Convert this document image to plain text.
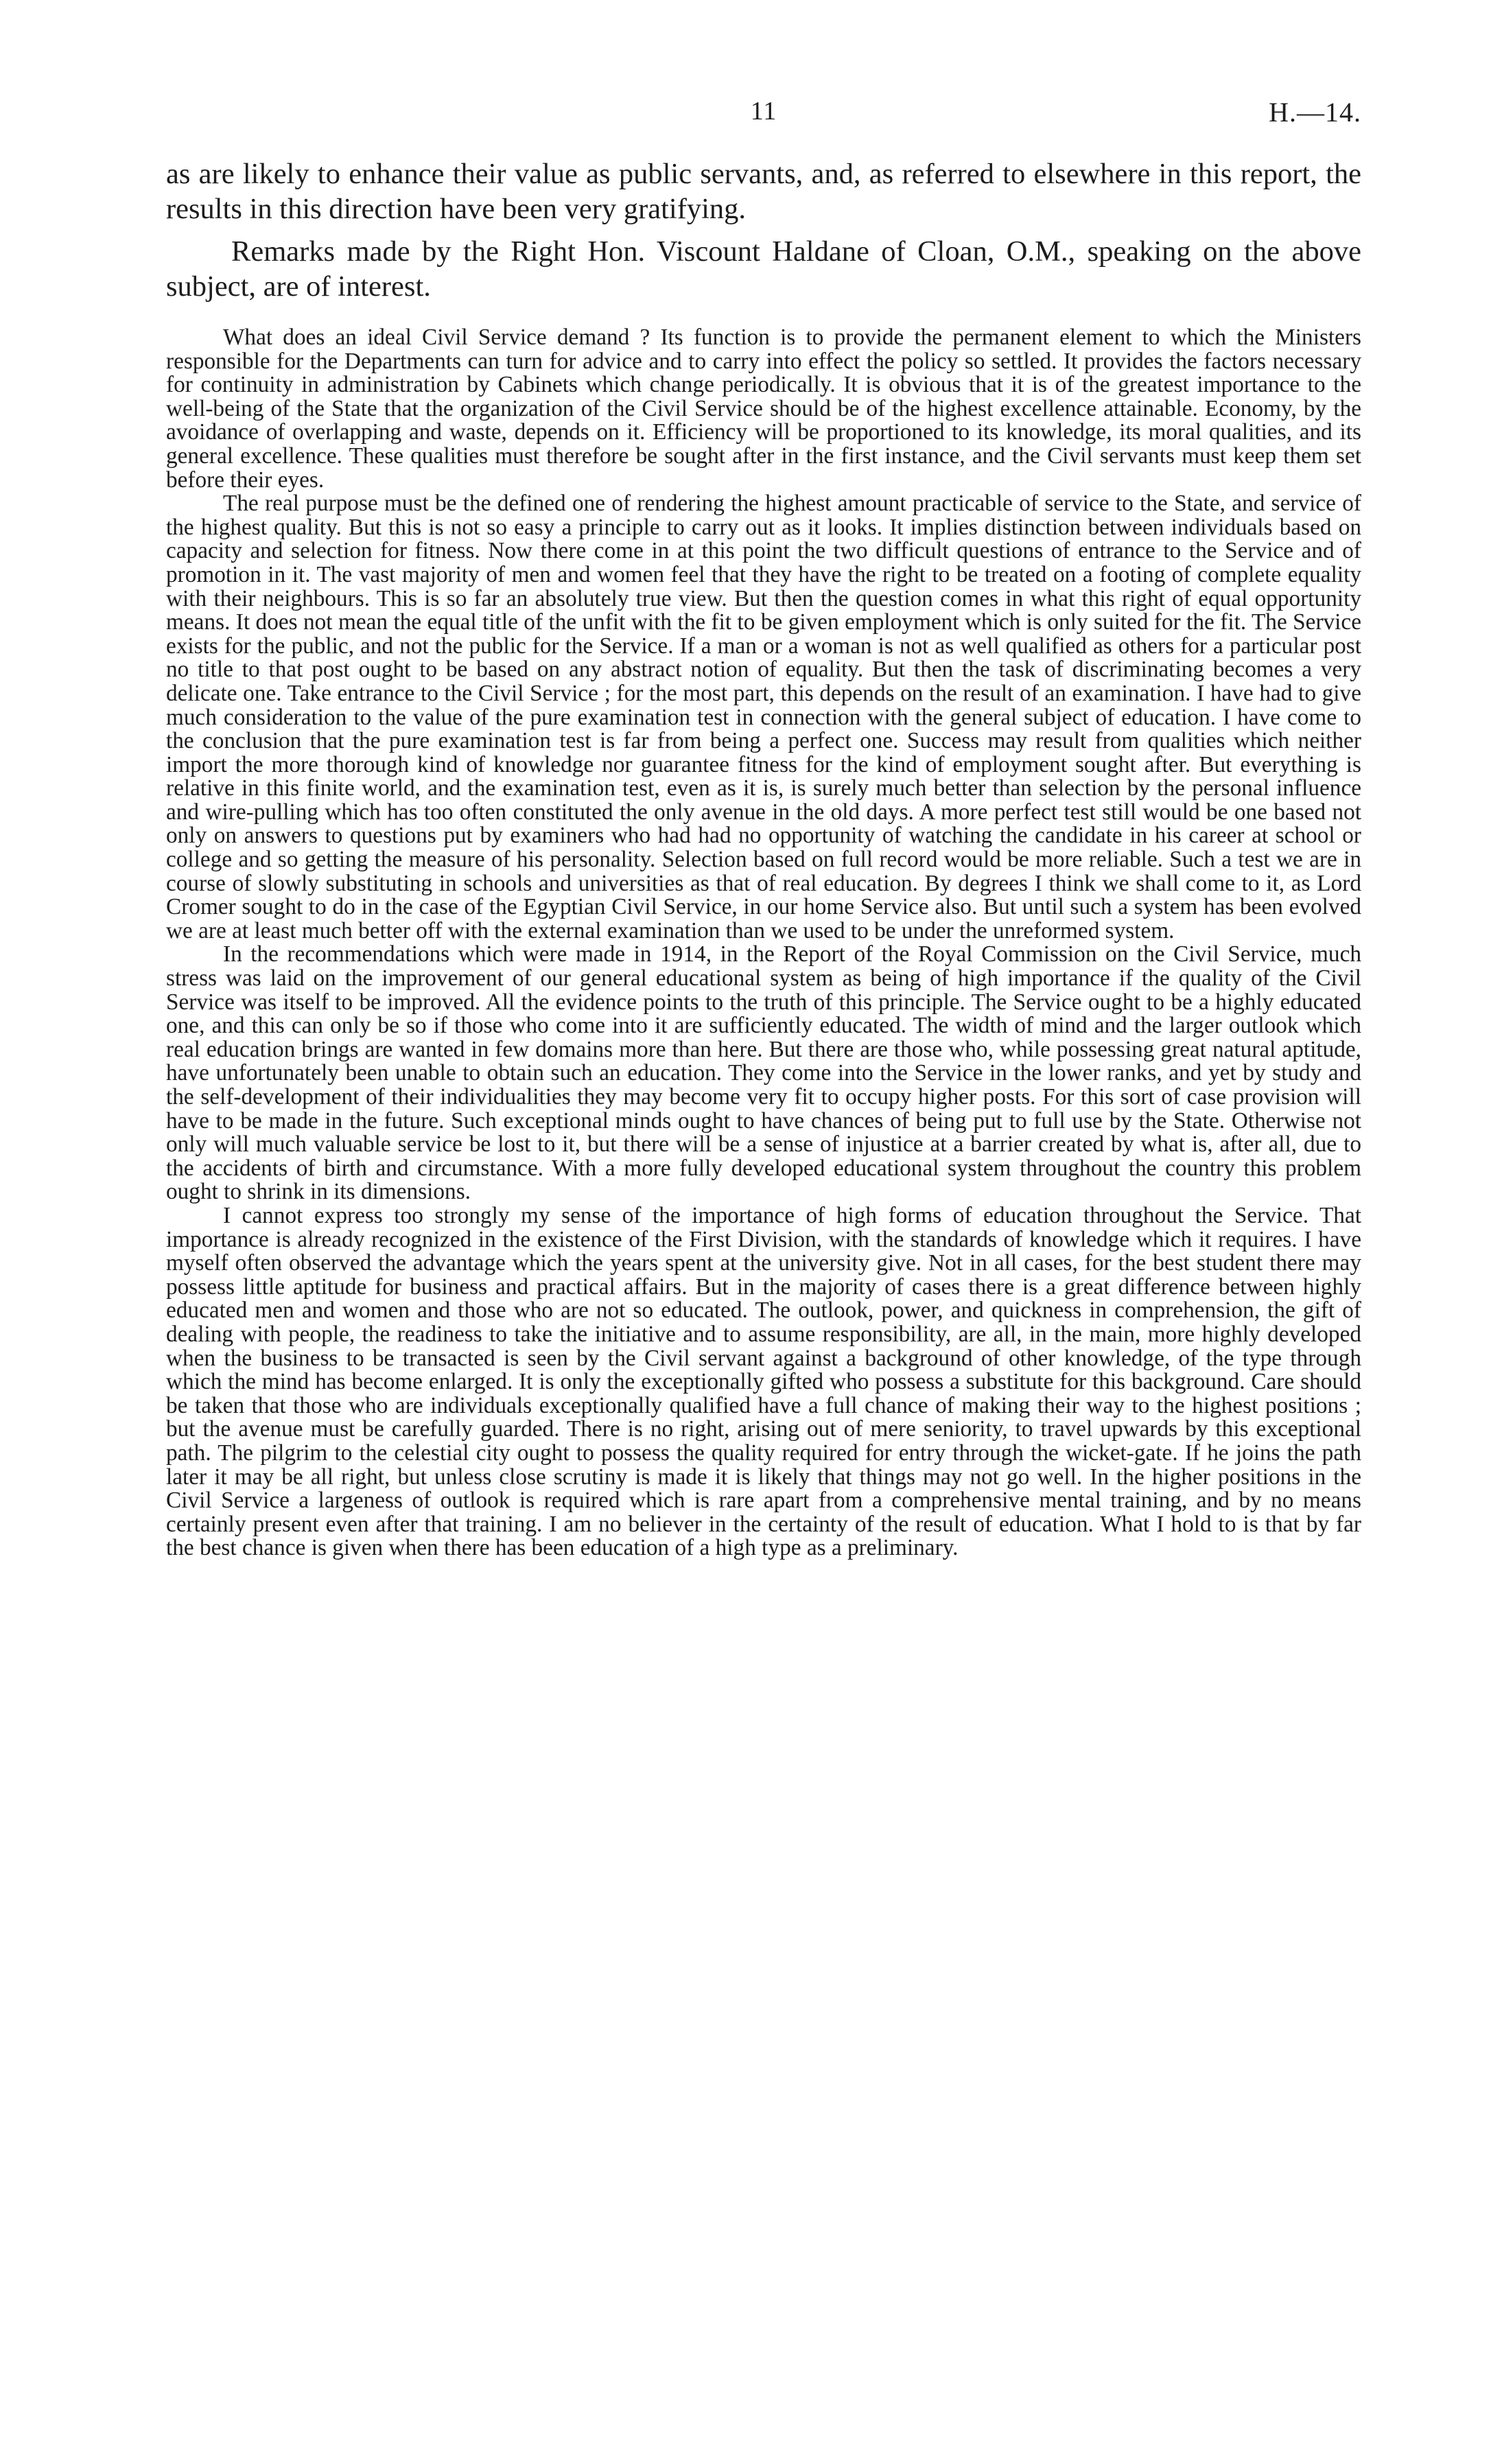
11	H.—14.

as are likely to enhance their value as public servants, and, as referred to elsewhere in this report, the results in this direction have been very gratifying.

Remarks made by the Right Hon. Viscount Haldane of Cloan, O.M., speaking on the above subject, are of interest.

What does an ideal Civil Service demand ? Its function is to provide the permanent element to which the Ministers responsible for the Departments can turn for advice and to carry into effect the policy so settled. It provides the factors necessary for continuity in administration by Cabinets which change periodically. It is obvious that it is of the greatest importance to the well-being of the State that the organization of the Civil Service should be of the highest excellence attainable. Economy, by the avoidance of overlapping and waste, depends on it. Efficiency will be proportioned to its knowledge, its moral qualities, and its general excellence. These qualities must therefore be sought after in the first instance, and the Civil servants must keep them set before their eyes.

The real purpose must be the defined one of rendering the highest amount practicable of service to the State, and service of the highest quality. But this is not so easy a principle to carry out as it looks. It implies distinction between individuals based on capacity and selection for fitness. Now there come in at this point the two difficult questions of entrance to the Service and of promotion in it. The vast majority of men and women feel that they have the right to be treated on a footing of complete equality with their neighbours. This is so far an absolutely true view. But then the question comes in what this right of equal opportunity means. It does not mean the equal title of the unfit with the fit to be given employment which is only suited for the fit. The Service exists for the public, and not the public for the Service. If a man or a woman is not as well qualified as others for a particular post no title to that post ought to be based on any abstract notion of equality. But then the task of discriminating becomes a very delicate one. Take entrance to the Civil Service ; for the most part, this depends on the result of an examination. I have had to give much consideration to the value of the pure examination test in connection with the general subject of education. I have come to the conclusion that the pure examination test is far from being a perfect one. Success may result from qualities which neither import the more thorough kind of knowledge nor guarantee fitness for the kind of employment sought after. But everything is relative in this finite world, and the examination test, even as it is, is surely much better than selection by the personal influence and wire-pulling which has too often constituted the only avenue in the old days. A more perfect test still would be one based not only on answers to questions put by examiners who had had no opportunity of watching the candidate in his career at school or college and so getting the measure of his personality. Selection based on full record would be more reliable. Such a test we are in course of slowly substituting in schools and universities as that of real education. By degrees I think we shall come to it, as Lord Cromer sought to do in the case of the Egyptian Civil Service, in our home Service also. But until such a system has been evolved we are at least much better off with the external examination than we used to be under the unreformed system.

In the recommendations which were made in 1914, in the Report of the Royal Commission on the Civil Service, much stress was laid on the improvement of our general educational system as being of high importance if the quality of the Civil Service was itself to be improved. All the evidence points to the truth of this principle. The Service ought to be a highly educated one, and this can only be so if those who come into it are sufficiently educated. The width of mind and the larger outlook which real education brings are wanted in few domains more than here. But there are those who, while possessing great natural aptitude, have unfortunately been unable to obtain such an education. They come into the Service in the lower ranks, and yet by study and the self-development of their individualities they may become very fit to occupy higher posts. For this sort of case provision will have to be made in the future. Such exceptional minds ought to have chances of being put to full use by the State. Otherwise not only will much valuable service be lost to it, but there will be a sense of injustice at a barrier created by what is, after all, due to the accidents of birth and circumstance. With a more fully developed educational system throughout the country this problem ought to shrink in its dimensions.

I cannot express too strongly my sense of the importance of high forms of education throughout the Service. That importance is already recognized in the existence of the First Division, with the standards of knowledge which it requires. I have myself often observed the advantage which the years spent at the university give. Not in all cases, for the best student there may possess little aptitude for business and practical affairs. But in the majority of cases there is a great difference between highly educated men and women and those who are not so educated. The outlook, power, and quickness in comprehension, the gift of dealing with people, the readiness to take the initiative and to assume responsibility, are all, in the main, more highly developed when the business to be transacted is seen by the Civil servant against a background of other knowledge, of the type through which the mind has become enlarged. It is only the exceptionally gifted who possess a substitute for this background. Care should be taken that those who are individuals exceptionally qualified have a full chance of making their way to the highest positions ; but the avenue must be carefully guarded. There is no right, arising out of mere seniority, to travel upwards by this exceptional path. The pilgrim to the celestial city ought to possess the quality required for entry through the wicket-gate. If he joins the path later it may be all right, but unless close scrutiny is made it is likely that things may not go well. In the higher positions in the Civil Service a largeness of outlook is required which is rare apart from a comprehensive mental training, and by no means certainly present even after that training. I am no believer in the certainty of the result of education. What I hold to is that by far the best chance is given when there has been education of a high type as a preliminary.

## WHAT THE TASK REQUIRES
What the answer needs is every line from the data above with "servants" in it.

## SOLUTION TO THE PROBLEM
as are likely to enhance their value as public servants, and, as referred to elsewhere in this report, the results in this direction have been very gratifying.
What does an ideal Civil Service demand ? Its function is to provide the permanent element to which the Ministers responsible for the Departments can turn for advice and to carry into effect the policy so settled. It provides the factors necessary for continuity in administration by Cabinets which change periodically. It is obvious that it is of the greatest importance to the well-being of the State that the organization of the Civil Service should be of the highest excellence attainable. Economy, by the avoidance of overlapping and waste, depends on it. Efficiency will be proportioned to its knowledge, its moral qualities, and its general excellence. These qualities must therefore be sought after in the first instance, and the Civil servants must keep them set before their eyes.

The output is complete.